### Study questions
1 – In the speech, explain why the speaker did not dare leave the Surgeon General's prescription behind for this event.
2 – Pick up the speech about the Surgeon General's prescription and keep going in the speaker's voice, starting after its last sentence.

Start of Study text

The Secretary wanted me to be sure to offer her regrets for
not being able to be here and also to let you know how appreciative she is
that you have made her an honorary member of the American Pharmaceutical
Association. She is proud of this honor—and even more proud that she was
the first Secretary of HHS to elevate a pharmacist to the level of Deputy
Assistant Secretary.
Dr. Art Lawrence—a long time member of the American
Pharmaceutical Association—is a distinguished member of the Public
Health Service, and a trusted advisor to both the Secretary and me.
Surgeon General's
Prescription
Well, as you know, I have a Surgeon General's prescription.
I take it with me and throughout the country as a way of talking about
healthy lifestyles. And since I knew I was going to be in the midst of a
group of pharmacists, I did not dare leave it behind. Let me read one to
you.
It says:
- Engage in moderate physical activity at least five days a week, 30 minutes a
day;
- Eat at least five servings of fruits and vegetables a day;
- Avoid toxins, such as tobacco; and
- Practice responsible sexual behavior, including abstinence as appropriate.
Princeton Train
Station
I was at Princeton, New Jersey, a few months ago, speaking
to the Board of the Robert Wood Johnson Foundation. And since I am away
from home so much I was determined that I wanted to get back to Washington
to get back home that night. We rushed to the train station after I spoke
to catch the last train from the Trenton station. Even though we rushed
down into the station, the train was a little late.
As we were standing there, this young man looked over and he
noticed me. He said: "You know, you look just like the Surgeon General." I
was dressed in full uniform, just like I am now. I said: "There's a reason
for that."
Well, he discovered that I was the Surgeon General so he
started shouting, "The Surgeon General is here, the Surgeon General is
here." So other people started coming around who were supposed to be
working. The first guy got there and said to his friend: "You mean you are
smoking in front of the Surgeon General?" So he threw his cigarette away
and stomped it. And I wrote him a prescription that said "stop smoking."
The other guys started laughing and he said: "Well you can't
laugh, you're overweight." So I wrote him a prescription. Then there was
another guy laughing, and one of them said to him, "You can't laugh, the
way you mess around, you're going to get AIDS or something." So I wrote
him one. By the time I left there, I had written about 10
prescriptions.

End of Study text
Start of Excerpted data

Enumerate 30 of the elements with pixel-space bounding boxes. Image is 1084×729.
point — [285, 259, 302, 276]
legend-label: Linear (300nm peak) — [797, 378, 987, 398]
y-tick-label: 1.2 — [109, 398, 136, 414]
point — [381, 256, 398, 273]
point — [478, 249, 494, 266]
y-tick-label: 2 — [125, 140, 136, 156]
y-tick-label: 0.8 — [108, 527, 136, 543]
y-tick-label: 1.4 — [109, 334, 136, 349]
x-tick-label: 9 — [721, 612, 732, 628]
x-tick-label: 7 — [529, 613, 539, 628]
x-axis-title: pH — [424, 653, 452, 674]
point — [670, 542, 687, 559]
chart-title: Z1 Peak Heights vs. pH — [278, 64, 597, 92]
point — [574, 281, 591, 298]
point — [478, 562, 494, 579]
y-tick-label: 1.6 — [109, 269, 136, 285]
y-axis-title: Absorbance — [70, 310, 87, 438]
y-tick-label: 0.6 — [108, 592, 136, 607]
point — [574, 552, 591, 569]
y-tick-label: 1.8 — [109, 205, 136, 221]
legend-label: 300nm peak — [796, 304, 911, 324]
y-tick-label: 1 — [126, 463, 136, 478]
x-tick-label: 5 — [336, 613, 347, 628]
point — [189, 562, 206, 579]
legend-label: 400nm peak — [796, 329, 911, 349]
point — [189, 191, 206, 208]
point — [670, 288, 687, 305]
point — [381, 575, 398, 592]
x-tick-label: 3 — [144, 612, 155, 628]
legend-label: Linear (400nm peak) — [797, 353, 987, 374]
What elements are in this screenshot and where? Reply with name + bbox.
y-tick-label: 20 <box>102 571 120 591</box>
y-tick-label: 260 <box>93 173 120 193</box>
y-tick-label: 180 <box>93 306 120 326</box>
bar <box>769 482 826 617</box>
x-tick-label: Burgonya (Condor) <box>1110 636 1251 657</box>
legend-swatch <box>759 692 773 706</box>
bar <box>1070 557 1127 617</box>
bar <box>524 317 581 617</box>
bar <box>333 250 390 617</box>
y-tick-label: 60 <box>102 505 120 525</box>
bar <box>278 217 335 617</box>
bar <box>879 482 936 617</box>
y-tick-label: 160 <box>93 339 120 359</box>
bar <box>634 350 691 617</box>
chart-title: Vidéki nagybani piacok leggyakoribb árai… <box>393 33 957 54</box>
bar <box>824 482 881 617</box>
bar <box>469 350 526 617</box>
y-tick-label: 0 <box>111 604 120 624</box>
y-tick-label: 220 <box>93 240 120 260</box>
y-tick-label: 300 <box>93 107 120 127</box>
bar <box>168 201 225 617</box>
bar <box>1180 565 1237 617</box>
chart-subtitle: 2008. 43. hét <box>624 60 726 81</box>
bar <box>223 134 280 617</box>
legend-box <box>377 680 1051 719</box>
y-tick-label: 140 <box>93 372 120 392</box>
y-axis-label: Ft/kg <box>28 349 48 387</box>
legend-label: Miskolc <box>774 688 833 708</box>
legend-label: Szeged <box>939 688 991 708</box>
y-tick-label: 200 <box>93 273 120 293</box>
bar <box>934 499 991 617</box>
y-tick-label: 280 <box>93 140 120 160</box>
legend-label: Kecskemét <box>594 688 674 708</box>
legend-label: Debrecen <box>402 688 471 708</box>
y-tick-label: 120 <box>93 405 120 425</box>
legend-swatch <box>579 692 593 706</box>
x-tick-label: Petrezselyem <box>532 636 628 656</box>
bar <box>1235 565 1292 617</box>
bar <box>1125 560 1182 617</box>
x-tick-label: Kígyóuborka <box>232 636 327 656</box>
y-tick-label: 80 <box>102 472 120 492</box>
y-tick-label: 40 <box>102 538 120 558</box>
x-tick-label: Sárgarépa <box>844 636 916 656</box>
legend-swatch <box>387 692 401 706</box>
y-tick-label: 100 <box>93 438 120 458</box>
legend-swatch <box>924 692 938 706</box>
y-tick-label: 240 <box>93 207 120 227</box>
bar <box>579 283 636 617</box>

End of Excerpted data

### Answers by task
1 – The speaker knew the audience would be a group of pharmacists. For that reason, the speaker did not dare come without the prescription, which the speaker carries around the country to talk about healthy lifestyles.

2 –
As they were leaving, one guy said: "I'm going to put this
in a frame." Another one said: "I'm going to put mine on the refrigerator
to remind me to eat nutritious meals." But the third guy, who is my
favorite, said: "I'm going to quit smoking."
We're serious about promoting healthy lifestyles. As
important, if not more, than our most sophisticated medical technology and
our most medically advanced drugs, is promoting healthy lifestyles among
American people. If we can do that, we can make a difference.
Healthy People
2010
To help move us closer to that goal, we launched our new
Healthy People initiative in January. It's the third in a series of
prevention-based initiatives and it sets the nation's health goals for the
next decade.
The Healthy People 2010 plan has two goals. One is to
increase the years and quality of healthy life—emphasis on quality. For
the first time ever, we will be focusing on such areas as alleviating
chronic pain and disability and slowing down the progression of
Alzheimer's, an area where you play a particularly important role.
The second goal is to eliminate disparities in health based
on race and ethnicity. Many people have informed us of how much of a
challenge this one is—as if we did not know—but we believe that
through a community-based approach, we can achieve it.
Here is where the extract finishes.